Text passage

++++++++++++++++++++

25 March 2008

Study Indicates Likely Corruption of Louisiana Supreme Court


If a study detailed in a forthcoming Tulane Law Review article is right, judicial campaign contributions talk in Louisiana's highest court. In "The Louisiana Supreme Court in Question: An Empirical and Statistical Study of the Effect of Campaign Money on the Judicial Function," Tulane Law Professor Vernon Palmer and Loyola University economist John Levendis show a substantial statistical correlation between a party's campaign contributions and favorable treatment from three of the seven Louisiana Supreme Court jurists, including current Chief Justice Pascal F. Calogero, Jr.

The study examined cases decided between 1992 and 2006, and focused on tort/negligence and constitutional law cases where justices typically have more discretion. It showed that the individual justices on the court encountered a campaign contributor in 17% of cases heard, with some 47% of all cases heard in the court involving a donor to at least one justice's campaign committee. The pair concluded that "[s]tatistically speaking, campaign donors have a favored status among litigants appearing before the Justices."

++++++++++++++++++++

Record excerpts
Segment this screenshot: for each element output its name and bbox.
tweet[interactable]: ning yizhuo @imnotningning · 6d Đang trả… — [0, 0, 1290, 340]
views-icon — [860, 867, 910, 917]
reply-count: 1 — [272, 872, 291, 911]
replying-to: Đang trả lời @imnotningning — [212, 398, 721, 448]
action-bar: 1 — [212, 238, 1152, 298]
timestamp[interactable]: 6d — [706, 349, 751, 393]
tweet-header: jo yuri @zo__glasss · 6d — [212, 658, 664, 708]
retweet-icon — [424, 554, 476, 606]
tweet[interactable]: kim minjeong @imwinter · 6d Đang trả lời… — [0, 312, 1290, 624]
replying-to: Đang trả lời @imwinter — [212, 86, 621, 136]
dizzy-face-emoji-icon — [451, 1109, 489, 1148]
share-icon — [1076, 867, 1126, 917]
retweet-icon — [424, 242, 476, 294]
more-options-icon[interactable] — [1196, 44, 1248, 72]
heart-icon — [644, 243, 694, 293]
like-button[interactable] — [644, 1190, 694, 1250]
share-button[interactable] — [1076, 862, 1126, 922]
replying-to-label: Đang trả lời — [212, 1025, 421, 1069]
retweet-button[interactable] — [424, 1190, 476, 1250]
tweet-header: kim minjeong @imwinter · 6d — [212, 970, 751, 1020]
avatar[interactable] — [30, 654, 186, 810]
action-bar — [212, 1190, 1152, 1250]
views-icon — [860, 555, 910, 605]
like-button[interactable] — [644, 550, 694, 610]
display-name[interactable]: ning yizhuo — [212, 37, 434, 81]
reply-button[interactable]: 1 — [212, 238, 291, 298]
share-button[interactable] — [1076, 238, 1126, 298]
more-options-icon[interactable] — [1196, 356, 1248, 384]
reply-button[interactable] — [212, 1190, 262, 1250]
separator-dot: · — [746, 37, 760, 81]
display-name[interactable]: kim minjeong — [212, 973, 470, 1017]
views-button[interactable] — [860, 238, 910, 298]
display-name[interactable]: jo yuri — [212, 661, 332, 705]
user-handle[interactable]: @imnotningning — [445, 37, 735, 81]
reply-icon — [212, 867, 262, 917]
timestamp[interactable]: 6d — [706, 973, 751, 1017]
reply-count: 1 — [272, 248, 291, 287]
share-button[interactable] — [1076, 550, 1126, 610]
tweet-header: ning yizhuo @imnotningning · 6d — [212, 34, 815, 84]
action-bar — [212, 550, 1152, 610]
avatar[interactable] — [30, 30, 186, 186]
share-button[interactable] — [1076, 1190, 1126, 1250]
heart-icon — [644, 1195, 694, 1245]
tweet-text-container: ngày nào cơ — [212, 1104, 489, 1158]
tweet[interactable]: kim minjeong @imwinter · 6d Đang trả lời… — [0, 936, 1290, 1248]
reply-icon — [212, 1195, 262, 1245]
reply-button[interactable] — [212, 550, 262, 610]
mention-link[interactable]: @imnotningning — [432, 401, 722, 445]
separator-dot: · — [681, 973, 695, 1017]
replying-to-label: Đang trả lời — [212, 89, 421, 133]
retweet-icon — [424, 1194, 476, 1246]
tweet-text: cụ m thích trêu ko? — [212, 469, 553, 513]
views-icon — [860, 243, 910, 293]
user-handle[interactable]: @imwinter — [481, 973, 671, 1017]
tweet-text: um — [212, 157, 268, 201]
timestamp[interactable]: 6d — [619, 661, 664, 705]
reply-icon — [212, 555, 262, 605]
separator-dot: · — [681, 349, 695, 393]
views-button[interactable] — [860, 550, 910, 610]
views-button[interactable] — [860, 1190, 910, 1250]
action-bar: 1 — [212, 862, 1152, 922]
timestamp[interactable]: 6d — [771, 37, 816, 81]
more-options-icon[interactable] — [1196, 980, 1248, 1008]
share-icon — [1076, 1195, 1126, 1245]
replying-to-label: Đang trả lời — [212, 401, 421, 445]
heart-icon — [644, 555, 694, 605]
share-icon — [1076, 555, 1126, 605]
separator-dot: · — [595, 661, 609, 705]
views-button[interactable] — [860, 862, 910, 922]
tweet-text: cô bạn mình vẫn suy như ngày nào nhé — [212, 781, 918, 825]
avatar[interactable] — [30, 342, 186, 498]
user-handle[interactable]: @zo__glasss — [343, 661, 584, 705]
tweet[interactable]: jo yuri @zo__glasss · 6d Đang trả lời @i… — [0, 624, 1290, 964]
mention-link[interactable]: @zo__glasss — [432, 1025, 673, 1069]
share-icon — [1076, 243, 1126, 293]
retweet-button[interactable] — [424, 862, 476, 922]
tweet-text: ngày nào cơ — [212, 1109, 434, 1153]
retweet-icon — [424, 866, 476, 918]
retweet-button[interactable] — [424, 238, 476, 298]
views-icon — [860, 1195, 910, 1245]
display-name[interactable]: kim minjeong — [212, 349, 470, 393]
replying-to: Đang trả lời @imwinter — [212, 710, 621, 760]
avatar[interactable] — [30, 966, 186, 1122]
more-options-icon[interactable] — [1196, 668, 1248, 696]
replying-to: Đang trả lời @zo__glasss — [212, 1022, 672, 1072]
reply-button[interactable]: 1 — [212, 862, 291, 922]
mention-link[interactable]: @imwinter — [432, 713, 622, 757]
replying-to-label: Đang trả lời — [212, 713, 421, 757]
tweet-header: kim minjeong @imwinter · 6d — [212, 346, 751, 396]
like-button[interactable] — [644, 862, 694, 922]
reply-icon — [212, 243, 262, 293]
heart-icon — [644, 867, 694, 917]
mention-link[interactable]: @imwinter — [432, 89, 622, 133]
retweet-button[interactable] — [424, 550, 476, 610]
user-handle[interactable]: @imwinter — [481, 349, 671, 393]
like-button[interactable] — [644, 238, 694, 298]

++++++++++++++++++++

Exercise 1
Convert the records, from their first line through the line containing "display-name[interactable]: kim minjeong — [212, 973, 470, 1017]", into a JSON list of strings with one string per line, leaving out blank lines.
Exercise 2
Carry on the piece about the campaign-money study of the Louisiana Supreme Court from where it stops.

Written reply 1
[
  "Segment this screenshot: for each element output its name and bbox.",
  "tweet[interactable]: ning yizhuo @imnotningning · 6d Đang trả… — [0, 0, 1290, 340]",
  "views-icon — [860, 867, 910, 917]",
  "reply-count: 1 — [272, 872, 291, 911]",
  "replying-to: Đang trả lời @imnotningning — [212, 398, 721, 448]",
  "action-bar: 1 — [212, 238, 1152, 298]",
  "timestamp[interactable]: 6d — [706, 349, 751, 393]",
  "tweet-header: jo yuri @zo__glasss · 6d — [212, 658, 664, 708]",
  "retweet-icon — [424, 554, 476, 606]",
  "tweet[interactable]: kim minjeong @imwinter · 6d Đang trả lời… — [0, 312, 1290, 624]",
  "replying-to: Đang trả lời @imwinter — [212, 86, 621, 136]",
  "dizzy-face-emoji-icon — [451, 1109, 489, 1148]",
  "share-icon — [1076, 867, 1126, 917]",
  "retweet-icon — [424, 242, 476, 294]",
  "more-options-icon[interactable] — [1196, 44, 1248, 72]",
  "heart-icon — [644, 243, 694, 293]",
  "like-button[interactable] — [644, 1190, 694, 1250]",
  "share-button[interactable] — [1076, 862, 1126, 922]",
  "replying-to-label: Đang trả lời — [212, 1025, 421, 1069]",
  "retweet-button[interactable] — [424, 1190, 476, 1250]",
  "tweet-header: kim minjeong @imwinter · 6d — [212, 970, 751, 1020]",
  "avatar[interactable] — [30, 654, 186, 810]",
  "action-bar — [212, 1190, 1152, 1250]",
  "views-icon — [860, 555, 910, 605]",
  "like-button[interactable] — [644, 550, 694, 610]",
  "display-name[interactable]: ning yizhuo — [212, 37, 434, 81]",
  "reply-button[interactable]: 1 — [212, 238, 291, 298]",
  "share-button[interactable] — [1076, 238, 1126, 298]",
  "more-options-icon[interactable] — [1196, 356, 1248, 384]",
  "reply-button[interactable] — [212, 1190, 262, 1250]",
  "separator-dot: · — [746, 37, 760, 81]",
  "display-name[interactable]: kim minjeong — [212, 973, 470, 1017]"
]

Written reply 2
The authors examined each justice's tendencies on the bench--for example, whether she was typically a "defendant's judge" or a "plaintiff's judge." These data were collected in order to determine whether a justice's legal philosophy might be the reason for favorable treatment received from the court. A justice's shift away from his usual voting preferences in cases involving a donor, then, would lead to the conclusion that donors are not simply supporting the justice whose judicial philosophy and tendencies most favor their cases, but rather influencing the outcome through campaign contributions. The authors recorded how each justice performed when a campaign contributor was before her, and determined how the size of the party's campaign contribution affected the likelihood of a favorable verdict. The figures indicated that Justices Calogero, Kimball, and Weimer were all more likely to render a favorable verdict to the party who was a "net contributor," i.e. made a larger donation to that justice than did the other party. For example, a defendant's odds of receiving the support of Judge Kimball were shown to increase by 30% with each $1000 campaign contribution. When Palmer and Levendis factored in the timing of the gift, the correlation became even more pronounced: a donation within the prior month correlated to more than twice the likelihood of support from Justice Kimball, for example.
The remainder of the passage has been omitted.